» **WHAT TO WORK ON**:
Set down all of the entries word for word, omitting the images they contain.

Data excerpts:
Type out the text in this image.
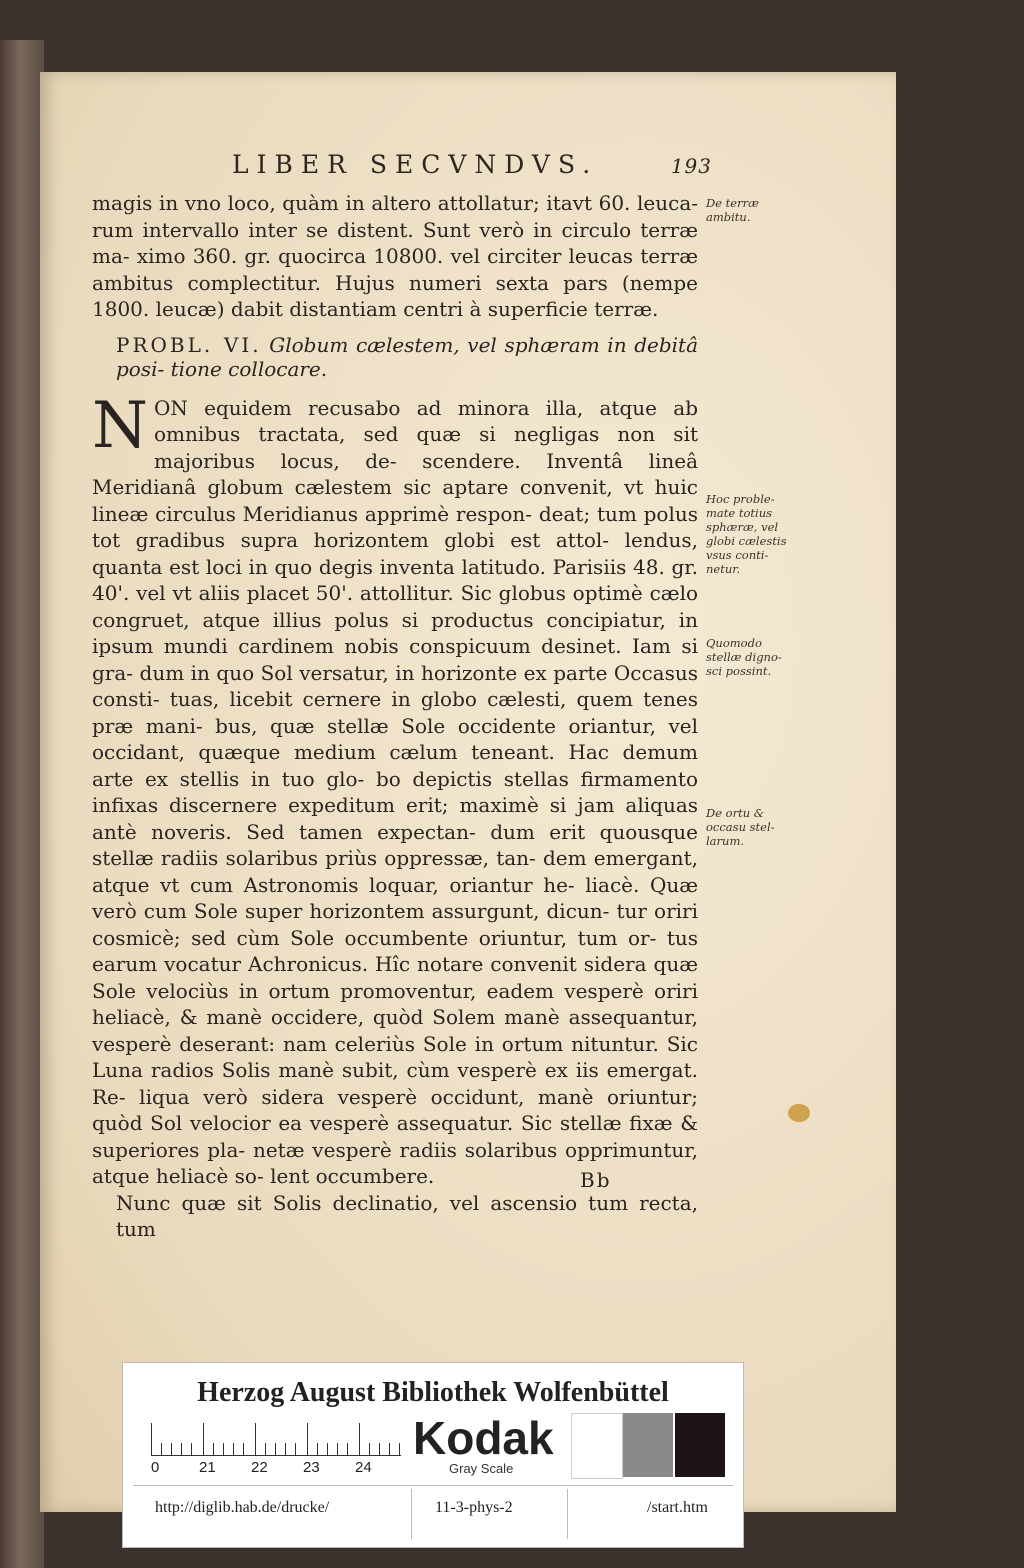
LIBER SECVNDVS.	193

magis in vno loco, quàm in altero attollatur; itavt 60. leuca- rum intervallo inter se distent. Sunt verò in circulo terræ ma- ximo 360. gr. quocirca 10800. vel circiter leucas terræ ambitus complectitur. Hujus numeri sexta pars (nempe 1800. leucæ) dabit distantiam centri à superficie terræ.

PROBL. VI. Globum cælestem, vel sphæram in debitâ posi- tione collocare.

N ON equidem recusabo ad minora illa, atque ab omnibus tractata, sed quæ si negligas non sit majoribus locus, de- scendere. Inventâ lineâ Meridianâ globum cælestem sic aptare convenit, vt huic lineæ circulus Meridianus apprimè respon- deat; tum polus tot gradibus supra horizontem globi est attol- lendus, quanta est loci in quo degis inventa latitudo. Parisiis 48. gr. 40'. vel vt aliis placet 50'. attollitur. Sic globus optimè cælo congruet, atque illius polus si productus concipiatur, in ipsum mundi cardinem nobis conspicuum desinet. Iam si gra- dum in quo Sol versatur, in horizonte ex parte Occasus consti- tuas, licebit cernere in globo cælesti, quem tenes præ mani- bus, quæ stellæ Sole occidente oriantur, vel occidant, quæque medium cælum teneant. Hac demum arte ex stellis in tuo glo- bo depictis stellas firmamento infixas discernere expeditum erit; maximè si jam aliquas antè noveris. Sed tamen expectan- dum erit quousque stellæ radiis solaribus priùs oppressæ, tan- dem emergant, atque vt cum Astronomis loquar, oriantur he- liacè. Quæ verò cum Sole super horizontem assurgunt, dicun- tur oriri cosmicè; sed cùm Sole occumbente oriuntur, tum or- tus earum vocatur Achronicus. Hîc notare convenit sidera quæ Sole velociùs in ortum promoventur, eadem vesperè oriri heliacè, & manè occidere, quòd Solem manè assequantur, vesperè deserant: nam celeriùs Sole in ortum nituntur. Sic Luna radios Solis manè subit, cùm vesperè ex iis emergat. Re- liqua verò sidera vesperè occidunt, manè oriuntur; quòd Sol velocior ea vesperè assequatur. Sic stellæ fixæ & superiores pla- netæ vesperè radiis solaribus opprimuntur, atque heliacè so- lent occumbere.

Nunc quæ sit Solis declinatio, vel ascensio tum recta, tum

Bb
De terræ
ambitu.
Hoc proble-
mate totius
sphæræ, vel
globi cælestis
vsus conti-
netur.
Quomodo
stellæ digno-
sci possint.
De ortu &
occasu stel-
larum.
Herzog August Bibliothek Wolfenbüttel
0	21 22 23 24
Kodak
Gray Scale
http://diglib.hab.de/drucke/	11-3-phys-2	/start.htm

» **RESPONSE TO THE TASK**:
Type out the text in this image.
LIBER SECVNDVS.	193

magis in vno loco, quàm in altero attollatur; itavt 60. leuca- rum intervallo inter se distent. Sunt verò in circulo terræ ma- ximo 360. gr. quocirca 10800. vel circiter leucas terræ ambitus complectitur. Hujus numeri sexta pars (nempe 1800. leucæ) dabit distantiam centri à superficie terræ.

PROBL. VI. Globum cælestem, vel sphæram in debitâ posi- tione collocare.

N ON equidem recusabo ad minora illa, atque ab omnibus tractata, sed quæ si negligas non sit majoribus locus, de- scendere. Inventâ lineâ Meridianâ globum cælestem sic aptare convenit, vt huic lineæ circulus Meridianus apprimè respon- deat; tum polus tot gradibus supra horizontem globi est attol- lendus, quanta est loci in quo degis inventa latitudo. Parisiis 48. gr. 40'. vel vt aliis placet 50'. attollitur. Sic globus optimè cælo congruet, atque illius polus si productus concipiatur, in ipsum mundi cardinem nobis conspicuum desinet. Iam si gra- dum in quo Sol versatur, in horizonte ex parte Occasus consti- tuas, licebit cernere in globo cælesti, quem tenes præ mani- bus, quæ stellæ Sole occidente oriantur, vel occidant, quæque medium cælum teneant. Hac demum arte ex stellis in tuo glo- bo depictis stellas firmamento infixas discernere expeditum erit; maximè si jam aliquas antè noveris. Sed tamen expectan- dum erit quousque stellæ radiis solaribus priùs oppressæ, tan- dem emergant, atque vt cum Astronomis loquar, oriantur he- liacè. Quæ verò cum Sole super horizontem assurgunt, dicun- tur oriri cosmicè; sed cùm Sole occumbente oriuntur, tum or- tus earum vocatur Achronicus. Hîc notare convenit sidera quæ Sole velociùs in ortum promoventur, eadem vesperè oriri heliacè, & manè occidere, quòd Solem manè assequantur, vesperè deserant: nam celeriùs Sole in ortum nituntur. Sic Luna radios Solis manè subit, cùm vesperè ex iis emergat. Re- liqua verò sidera vesperè occidunt, manè oriuntur; quòd Sol velocior ea vesperè assequatur. Sic stellæ fixæ & superiores pla- netæ vesperè radiis solaribus opprimuntur, atque heliacè so- lent occumbere.

Nunc quæ sit Solis declinatio, vel ascensio tum recta, tum

Bb
De terræ
ambitu.
Hoc proble-
mate totius
sphæræ, vel
globi cælestis
vsus conti-
netur.
Quomodo
stellæ digno-
sci possint.
De ortu &
occasu stel-
larum.
Herzog August Bibliothek Wolfenbüttel
0	21 22 23 24
Kodak
Gray Scale
http://diglib.hab.de/drucke/	11-3-phys-2	/start.htm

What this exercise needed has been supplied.